- Prompt: Go through the records line by line and work out how many lines hold the word "contigs". Answer with the number only.
■ ■ ■ ■ ■ ■ ■
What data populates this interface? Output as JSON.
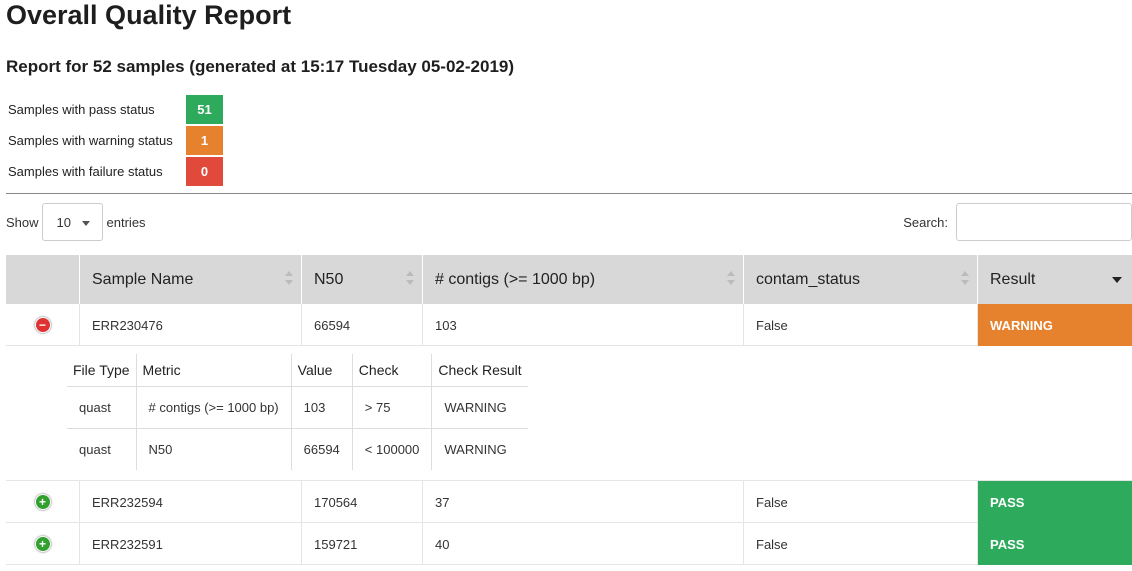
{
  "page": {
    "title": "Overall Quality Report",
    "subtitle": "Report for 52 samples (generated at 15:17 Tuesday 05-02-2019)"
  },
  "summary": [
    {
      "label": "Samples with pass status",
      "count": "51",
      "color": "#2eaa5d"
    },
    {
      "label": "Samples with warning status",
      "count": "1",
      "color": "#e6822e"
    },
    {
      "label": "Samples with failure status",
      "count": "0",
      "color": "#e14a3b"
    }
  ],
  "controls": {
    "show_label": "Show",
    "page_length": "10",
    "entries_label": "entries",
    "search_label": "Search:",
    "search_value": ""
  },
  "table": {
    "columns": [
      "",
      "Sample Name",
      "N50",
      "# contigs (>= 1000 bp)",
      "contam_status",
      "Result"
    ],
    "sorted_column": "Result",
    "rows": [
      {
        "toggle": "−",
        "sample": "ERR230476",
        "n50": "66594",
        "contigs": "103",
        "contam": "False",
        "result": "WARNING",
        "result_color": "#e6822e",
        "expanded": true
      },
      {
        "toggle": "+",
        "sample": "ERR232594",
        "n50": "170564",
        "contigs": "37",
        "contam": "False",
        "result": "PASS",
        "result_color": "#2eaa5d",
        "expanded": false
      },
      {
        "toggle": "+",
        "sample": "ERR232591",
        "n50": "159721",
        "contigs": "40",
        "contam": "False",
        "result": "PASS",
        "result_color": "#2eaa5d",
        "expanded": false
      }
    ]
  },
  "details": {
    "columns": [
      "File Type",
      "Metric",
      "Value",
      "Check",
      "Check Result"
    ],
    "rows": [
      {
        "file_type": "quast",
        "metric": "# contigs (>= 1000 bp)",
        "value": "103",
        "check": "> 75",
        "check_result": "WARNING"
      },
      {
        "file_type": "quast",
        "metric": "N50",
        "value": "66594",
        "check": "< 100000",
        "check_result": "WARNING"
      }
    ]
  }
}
■ ■ ■ ■ ■ ■ ■
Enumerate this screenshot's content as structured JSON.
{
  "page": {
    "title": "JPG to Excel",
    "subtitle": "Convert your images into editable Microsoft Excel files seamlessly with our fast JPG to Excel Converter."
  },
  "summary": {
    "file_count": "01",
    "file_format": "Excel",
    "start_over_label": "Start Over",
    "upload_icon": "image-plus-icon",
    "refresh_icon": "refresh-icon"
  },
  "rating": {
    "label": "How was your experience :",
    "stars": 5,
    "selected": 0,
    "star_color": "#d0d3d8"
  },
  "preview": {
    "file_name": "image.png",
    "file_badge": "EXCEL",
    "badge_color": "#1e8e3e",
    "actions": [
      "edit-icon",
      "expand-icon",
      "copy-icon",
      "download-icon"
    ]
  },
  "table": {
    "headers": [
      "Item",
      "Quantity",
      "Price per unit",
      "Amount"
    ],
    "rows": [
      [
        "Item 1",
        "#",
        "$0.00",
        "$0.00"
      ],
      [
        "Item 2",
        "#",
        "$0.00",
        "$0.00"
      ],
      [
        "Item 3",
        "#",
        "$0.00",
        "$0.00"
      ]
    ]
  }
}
■ ■ ■ ■ ■ ■ ■
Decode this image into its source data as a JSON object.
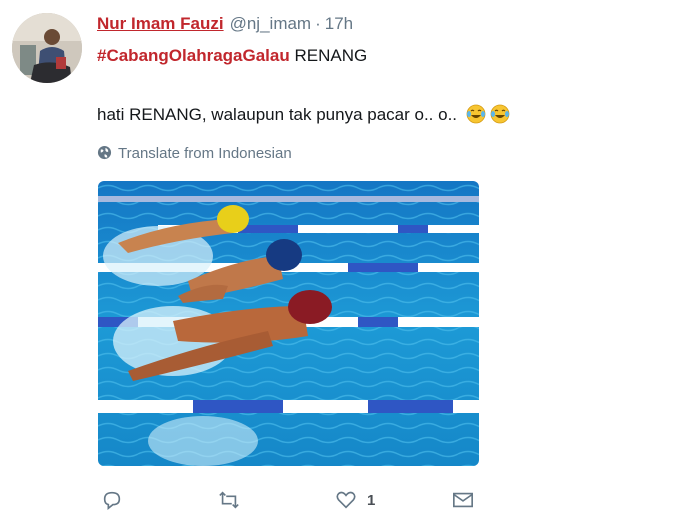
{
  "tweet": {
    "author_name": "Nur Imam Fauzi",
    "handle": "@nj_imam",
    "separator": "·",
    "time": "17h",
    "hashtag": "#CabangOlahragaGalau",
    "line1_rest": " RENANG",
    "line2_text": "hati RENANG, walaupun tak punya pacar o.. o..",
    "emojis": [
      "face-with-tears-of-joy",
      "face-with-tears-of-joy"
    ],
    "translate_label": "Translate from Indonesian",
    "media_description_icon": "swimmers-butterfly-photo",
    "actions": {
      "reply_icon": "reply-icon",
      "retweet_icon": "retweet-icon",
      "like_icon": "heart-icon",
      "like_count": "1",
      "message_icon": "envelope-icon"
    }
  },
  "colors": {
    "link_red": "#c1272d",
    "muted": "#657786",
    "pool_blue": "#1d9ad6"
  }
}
■ ■ ■ ■ ■ ■ ■
- Expected answer: 5